> Work to be completed
Restate the full listing word for word and leave the pictures out.

** Begin **

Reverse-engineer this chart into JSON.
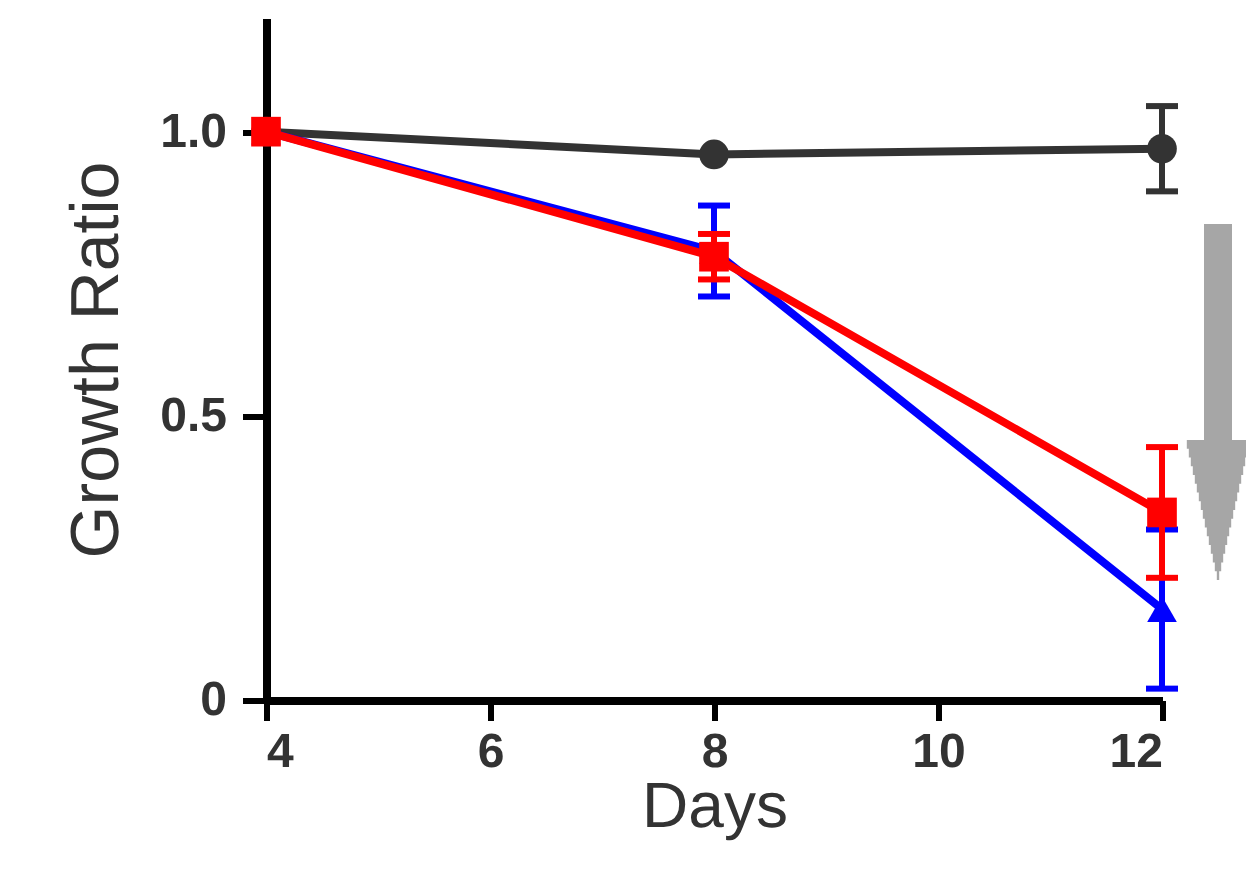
{
  "chart_data": {
    "type": "line",
    "xlabel": "Days",
    "ylabel": "Growth Ratio",
    "x": [
      4,
      8,
      12
    ],
    "xlim": [
      4,
      12
    ],
    "xticks": [
      4,
      6,
      8,
      10,
      12
    ],
    "ylim": [
      0,
      1.2
    ],
    "yticks": [
      0,
      0.5,
      {
        "value": 1.0,
        "label": "1.0"
      }
    ],
    "grid": false,
    "series": [
      {
        "color": "#333333",
        "marker": "circle",
        "values": [
          1.0,
          0.96,
          0.97
        ],
        "errors": [
          null,
          null,
          0.075
        ]
      },
      {
        "color": "#0000ff",
        "marker": "triangle",
        "values": [
          1.0,
          0.79,
          0.16
        ],
        "errors": [
          null,
          0.08,
          0.14
        ]
      },
      {
        "color": "#ff0000",
        "marker": "square",
        "values": [
          1.0,
          0.78,
          0.33
        ],
        "errors": [
          null,
          0.04,
          0.115
        ]
      }
    ]
  }
}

** End **

> Solution for this task
Reverse-engineer this chart into JSON.
{
  "chart_data": {
    "type": "line",
    "xlabel": "Days",
    "ylabel": "Growth Ratio",
    "x": [
      4,
      8,
      12
    ],
    "xlim": [
      4,
      12
    ],
    "xticks": [
      4,
      6,
      8,
      10,
      12
    ],
    "ylim": [
      0,
      1.2
    ],
    "yticks": [
      0,
      0.5,
      {
        "value": 1.0,
        "label": "1.0"
      }
    ],
    "grid": false,
    "series": [
      {
        "color": "#333333",
        "marker": "circle",
        "values": [
          1.0,
          0.96,
          0.97
        ],
        "errors": [
          null,
          null,
          0.075
        ]
      },
      {
        "color": "#0000ff",
        "marker": "triangle",
        "values": [
          1.0,
          0.79,
          0.16
        ],
        "errors": [
          null,
          0.08,
          0.14
        ]
      },
      {
        "color": "#ff0000",
        "marker": "square",
        "values": [
          1.0,
          0.78,
          0.33
        ],
        "errors": [
          null,
          0.04,
          0.115
        ]
      }
    ]
  }
}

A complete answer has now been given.